#### Exercise brief:
Filter out everything except lines holding "title".

#### Input for this task:

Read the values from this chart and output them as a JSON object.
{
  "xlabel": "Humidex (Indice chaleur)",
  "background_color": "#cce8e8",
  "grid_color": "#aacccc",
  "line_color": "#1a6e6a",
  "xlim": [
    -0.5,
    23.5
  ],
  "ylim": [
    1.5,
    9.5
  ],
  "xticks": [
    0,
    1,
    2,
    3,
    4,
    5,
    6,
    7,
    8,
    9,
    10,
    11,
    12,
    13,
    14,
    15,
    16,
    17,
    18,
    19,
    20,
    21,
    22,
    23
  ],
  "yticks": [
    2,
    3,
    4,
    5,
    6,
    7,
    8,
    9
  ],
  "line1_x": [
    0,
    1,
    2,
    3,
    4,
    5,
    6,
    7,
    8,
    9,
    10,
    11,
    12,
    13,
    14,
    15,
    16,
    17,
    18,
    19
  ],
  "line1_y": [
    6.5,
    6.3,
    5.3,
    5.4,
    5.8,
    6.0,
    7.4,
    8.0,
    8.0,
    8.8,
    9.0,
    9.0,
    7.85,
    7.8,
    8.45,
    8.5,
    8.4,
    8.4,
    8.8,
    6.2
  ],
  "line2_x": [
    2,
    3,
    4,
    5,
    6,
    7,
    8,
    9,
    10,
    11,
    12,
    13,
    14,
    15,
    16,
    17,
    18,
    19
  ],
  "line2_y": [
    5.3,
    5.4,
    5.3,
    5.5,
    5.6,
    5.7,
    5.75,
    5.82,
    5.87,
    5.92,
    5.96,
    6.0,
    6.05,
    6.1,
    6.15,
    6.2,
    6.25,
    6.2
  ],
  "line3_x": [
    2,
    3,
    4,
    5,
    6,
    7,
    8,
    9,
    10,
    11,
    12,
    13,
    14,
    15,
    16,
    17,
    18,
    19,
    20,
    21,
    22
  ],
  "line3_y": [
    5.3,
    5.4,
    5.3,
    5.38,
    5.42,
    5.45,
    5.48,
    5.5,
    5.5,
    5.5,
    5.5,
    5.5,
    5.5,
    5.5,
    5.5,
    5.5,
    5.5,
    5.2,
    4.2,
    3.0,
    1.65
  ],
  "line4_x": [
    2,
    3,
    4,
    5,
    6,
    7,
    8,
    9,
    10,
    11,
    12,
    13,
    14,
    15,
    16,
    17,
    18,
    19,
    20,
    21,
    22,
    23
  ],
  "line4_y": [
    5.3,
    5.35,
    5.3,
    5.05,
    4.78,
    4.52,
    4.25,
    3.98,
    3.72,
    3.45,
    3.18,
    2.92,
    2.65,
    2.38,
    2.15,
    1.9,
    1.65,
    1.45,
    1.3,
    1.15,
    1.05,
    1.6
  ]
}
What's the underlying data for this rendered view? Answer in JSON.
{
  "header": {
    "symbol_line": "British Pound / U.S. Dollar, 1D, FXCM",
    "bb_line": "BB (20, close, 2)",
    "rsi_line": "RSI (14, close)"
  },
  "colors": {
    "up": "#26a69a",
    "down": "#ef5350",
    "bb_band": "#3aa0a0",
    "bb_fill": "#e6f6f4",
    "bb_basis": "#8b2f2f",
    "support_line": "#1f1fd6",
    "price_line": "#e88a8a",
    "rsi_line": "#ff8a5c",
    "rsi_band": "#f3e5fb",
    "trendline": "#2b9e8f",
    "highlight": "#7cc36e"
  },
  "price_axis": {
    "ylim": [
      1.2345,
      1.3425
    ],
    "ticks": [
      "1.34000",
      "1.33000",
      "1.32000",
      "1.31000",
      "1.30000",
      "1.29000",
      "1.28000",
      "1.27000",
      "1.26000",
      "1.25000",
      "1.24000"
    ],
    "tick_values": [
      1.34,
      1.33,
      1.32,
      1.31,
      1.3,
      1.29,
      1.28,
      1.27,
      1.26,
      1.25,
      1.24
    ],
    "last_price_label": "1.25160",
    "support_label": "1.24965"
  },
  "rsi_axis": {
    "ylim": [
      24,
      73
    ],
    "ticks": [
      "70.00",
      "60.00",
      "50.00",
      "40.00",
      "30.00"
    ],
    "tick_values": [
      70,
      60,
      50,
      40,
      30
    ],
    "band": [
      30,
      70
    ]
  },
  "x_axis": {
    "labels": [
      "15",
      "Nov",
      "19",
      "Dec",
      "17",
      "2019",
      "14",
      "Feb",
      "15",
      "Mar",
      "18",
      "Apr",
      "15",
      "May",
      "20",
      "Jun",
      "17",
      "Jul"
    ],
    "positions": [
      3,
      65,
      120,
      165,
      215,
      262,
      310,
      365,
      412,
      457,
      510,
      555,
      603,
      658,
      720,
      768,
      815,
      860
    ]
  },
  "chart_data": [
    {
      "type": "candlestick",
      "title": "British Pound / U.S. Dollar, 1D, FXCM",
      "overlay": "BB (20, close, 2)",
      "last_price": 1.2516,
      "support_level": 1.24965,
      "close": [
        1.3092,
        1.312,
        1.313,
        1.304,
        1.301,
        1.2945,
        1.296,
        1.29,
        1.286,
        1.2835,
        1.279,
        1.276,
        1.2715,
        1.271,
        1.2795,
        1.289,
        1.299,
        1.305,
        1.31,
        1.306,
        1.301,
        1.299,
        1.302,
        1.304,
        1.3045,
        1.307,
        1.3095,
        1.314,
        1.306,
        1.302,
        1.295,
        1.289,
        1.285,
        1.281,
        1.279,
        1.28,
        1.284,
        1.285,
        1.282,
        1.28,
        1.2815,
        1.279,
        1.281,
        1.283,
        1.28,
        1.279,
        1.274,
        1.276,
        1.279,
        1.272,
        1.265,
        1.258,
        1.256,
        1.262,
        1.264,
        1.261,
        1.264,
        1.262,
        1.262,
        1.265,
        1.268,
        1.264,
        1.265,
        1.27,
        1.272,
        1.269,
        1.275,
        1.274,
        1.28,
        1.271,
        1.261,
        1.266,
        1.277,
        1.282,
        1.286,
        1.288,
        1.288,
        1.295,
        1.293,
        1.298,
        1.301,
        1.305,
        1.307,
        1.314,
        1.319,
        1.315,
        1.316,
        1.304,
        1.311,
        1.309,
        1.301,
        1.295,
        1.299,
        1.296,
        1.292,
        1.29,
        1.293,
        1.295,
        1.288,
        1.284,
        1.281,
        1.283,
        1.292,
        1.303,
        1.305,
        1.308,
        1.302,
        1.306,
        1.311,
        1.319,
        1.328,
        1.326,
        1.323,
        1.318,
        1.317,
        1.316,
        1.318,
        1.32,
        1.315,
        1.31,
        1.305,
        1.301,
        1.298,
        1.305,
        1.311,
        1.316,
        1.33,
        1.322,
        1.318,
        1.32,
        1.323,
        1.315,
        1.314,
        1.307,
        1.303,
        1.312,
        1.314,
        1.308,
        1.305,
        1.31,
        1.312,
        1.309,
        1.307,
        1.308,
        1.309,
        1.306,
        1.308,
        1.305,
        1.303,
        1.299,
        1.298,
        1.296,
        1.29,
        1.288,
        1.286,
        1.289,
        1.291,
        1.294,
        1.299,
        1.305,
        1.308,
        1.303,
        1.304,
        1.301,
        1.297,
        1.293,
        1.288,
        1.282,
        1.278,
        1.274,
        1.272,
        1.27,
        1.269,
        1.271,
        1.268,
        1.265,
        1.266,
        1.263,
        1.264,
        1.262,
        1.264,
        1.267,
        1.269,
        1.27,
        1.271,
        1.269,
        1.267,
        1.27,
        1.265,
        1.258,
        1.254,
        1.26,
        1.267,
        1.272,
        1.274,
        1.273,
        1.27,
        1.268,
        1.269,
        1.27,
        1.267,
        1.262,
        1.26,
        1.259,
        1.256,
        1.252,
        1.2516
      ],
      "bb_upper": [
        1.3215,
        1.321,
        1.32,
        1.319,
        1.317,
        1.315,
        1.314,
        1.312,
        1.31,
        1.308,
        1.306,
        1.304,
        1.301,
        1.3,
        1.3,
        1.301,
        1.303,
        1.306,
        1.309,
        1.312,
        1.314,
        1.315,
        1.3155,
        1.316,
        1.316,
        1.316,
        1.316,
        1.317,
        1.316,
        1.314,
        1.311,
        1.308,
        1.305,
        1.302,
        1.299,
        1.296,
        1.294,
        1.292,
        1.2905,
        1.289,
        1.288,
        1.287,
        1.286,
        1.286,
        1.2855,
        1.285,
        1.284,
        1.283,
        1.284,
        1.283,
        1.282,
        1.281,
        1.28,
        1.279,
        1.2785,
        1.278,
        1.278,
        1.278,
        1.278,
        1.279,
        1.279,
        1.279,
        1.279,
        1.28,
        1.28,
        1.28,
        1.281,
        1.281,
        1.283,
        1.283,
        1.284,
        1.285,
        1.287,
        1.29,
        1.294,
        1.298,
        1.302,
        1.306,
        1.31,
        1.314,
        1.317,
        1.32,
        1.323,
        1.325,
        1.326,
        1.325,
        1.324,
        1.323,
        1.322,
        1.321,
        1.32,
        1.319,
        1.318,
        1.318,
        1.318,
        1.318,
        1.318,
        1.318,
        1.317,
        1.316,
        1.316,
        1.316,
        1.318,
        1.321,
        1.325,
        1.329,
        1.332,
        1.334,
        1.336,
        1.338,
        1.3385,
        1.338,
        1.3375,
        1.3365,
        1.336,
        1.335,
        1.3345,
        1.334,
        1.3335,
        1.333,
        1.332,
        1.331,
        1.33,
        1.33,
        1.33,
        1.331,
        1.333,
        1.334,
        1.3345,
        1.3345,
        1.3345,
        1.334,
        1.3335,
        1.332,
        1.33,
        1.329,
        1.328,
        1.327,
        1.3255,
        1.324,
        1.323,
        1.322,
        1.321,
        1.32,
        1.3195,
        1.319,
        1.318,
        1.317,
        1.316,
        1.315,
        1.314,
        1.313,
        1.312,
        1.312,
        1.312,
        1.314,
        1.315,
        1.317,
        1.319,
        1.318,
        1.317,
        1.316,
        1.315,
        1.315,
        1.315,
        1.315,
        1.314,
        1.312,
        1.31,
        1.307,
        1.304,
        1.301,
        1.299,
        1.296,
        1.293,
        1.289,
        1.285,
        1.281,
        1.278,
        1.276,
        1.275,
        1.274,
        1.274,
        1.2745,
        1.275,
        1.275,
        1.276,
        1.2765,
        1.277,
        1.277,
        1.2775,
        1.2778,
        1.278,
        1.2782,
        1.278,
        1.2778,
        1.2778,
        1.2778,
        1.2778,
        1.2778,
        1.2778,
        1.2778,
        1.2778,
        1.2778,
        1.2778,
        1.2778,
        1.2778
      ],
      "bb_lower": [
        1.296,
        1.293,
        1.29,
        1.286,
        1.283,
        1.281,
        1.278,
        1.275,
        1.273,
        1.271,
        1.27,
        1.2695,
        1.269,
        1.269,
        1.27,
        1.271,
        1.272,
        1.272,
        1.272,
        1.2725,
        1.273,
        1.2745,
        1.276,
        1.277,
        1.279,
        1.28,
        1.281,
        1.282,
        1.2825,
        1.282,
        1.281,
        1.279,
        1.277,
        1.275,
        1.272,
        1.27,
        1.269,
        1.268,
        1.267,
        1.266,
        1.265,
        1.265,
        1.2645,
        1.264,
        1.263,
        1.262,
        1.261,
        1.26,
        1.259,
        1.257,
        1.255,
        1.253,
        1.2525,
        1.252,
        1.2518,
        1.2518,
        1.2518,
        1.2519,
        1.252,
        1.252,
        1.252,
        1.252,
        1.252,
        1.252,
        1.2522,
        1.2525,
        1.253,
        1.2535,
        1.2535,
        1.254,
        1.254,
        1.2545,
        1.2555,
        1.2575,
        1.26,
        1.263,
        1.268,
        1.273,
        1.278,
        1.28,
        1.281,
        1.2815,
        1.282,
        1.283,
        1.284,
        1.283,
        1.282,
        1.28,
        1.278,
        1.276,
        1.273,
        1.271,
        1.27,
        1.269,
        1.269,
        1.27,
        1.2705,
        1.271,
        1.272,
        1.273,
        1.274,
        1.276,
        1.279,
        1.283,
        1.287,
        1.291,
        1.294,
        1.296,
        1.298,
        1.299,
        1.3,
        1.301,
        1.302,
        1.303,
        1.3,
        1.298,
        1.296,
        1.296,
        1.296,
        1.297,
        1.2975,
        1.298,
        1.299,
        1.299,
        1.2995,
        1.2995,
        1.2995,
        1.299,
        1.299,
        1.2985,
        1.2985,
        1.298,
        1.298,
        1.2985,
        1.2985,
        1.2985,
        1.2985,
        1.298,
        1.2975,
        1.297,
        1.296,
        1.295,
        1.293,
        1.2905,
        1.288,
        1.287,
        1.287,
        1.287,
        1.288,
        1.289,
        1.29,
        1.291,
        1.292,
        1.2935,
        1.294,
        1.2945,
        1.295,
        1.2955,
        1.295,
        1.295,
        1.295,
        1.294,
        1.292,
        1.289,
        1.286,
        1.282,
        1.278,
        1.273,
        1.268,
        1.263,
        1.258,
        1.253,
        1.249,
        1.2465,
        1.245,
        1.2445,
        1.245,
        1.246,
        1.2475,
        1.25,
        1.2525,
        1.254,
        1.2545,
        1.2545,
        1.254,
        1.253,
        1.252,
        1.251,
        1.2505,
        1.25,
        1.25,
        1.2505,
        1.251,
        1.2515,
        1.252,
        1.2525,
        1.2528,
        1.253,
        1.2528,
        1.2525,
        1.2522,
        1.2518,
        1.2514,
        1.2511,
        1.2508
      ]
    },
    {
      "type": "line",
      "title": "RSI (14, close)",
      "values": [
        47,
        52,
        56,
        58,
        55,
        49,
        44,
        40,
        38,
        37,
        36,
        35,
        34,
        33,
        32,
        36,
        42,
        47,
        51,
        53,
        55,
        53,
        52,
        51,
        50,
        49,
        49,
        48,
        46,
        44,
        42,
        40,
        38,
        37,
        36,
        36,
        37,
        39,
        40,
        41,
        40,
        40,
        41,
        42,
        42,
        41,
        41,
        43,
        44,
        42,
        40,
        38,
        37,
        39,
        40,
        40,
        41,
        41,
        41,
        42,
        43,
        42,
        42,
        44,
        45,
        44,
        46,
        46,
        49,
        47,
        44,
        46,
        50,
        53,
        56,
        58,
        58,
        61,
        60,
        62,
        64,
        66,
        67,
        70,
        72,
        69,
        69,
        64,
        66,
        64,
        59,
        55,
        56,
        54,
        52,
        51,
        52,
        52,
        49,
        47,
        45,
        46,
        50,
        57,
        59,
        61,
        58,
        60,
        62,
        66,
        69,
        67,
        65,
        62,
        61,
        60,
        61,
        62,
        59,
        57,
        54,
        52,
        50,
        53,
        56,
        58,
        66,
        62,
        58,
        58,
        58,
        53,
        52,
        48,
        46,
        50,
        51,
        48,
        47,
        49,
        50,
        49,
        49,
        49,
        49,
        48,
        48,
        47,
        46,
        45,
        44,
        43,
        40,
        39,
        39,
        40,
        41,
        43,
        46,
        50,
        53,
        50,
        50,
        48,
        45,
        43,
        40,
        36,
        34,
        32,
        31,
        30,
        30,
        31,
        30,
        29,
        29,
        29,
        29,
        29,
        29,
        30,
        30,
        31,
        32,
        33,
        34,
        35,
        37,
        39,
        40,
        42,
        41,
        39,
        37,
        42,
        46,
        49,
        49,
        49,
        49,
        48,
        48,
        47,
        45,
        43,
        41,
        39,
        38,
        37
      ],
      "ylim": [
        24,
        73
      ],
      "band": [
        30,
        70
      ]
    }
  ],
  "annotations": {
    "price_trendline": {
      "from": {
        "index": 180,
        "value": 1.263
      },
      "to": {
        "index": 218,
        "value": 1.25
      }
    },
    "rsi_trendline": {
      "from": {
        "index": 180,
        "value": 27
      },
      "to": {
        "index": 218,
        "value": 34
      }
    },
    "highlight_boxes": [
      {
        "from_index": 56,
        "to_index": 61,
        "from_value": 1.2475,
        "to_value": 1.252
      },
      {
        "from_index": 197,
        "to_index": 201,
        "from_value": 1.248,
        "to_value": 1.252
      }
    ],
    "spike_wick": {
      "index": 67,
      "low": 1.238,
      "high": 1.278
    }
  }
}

#### Finished task:
      "title": "British Pound / U.S. Dollar, 1D, FXCM",
      "title": "RSI (14, close)",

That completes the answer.